(Records excerpted from a collection)

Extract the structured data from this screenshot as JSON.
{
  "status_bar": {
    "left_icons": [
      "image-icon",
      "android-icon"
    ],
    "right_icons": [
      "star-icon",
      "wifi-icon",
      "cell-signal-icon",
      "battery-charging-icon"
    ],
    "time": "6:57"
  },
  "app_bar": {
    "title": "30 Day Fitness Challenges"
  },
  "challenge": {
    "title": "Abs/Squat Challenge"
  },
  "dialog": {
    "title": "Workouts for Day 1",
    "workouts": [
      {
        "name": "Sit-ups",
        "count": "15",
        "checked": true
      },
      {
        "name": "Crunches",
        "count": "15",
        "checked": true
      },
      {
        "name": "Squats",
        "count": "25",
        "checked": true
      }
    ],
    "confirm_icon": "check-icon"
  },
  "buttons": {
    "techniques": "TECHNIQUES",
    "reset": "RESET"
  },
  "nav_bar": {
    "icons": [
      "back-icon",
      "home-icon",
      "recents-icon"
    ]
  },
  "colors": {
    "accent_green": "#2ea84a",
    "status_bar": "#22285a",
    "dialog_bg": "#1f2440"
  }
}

The exercise - All of the entries above must be quoted exactly.

Task solution -
Extract the structured data from this screenshot as JSON.
{
  "status_bar": {
    "left_icons": [
      "image-icon",
      "android-icon"
    ],
    "right_icons": [
      "star-icon",
      "wifi-icon",
      "cell-signal-icon",
      "battery-charging-icon"
    ],
    "time": "6:57"
  },
  "app_bar": {
    "title": "30 Day Fitness Challenges"
  },
  "challenge": {
    "title": "Abs/Squat Challenge"
  },
  "dialog": {
    "title": "Workouts for Day 1",
    "workouts": [
      {
        "name": "Sit-ups",
        "count": "15",
        "checked": true
      },
      {
        "name": "Crunches",
        "count": "15",
        "checked": true
      },
      {
        "name": "Squats",
        "count": "25",
        "checked": true
      }
    ],
    "confirm_icon": "check-icon"
  },
  "buttons": {
    "techniques": "TECHNIQUES",
    "reset": "RESET"
  },
  "nav_bar": {
    "icons": [
      "back-icon",
      "home-icon",
      "recents-icon"
    ]
  },
  "colors": {
    "accent_green": "#2ea84a",
    "status_bar": "#22285a",
    "dialog_bg": "#1f2440"
  }
}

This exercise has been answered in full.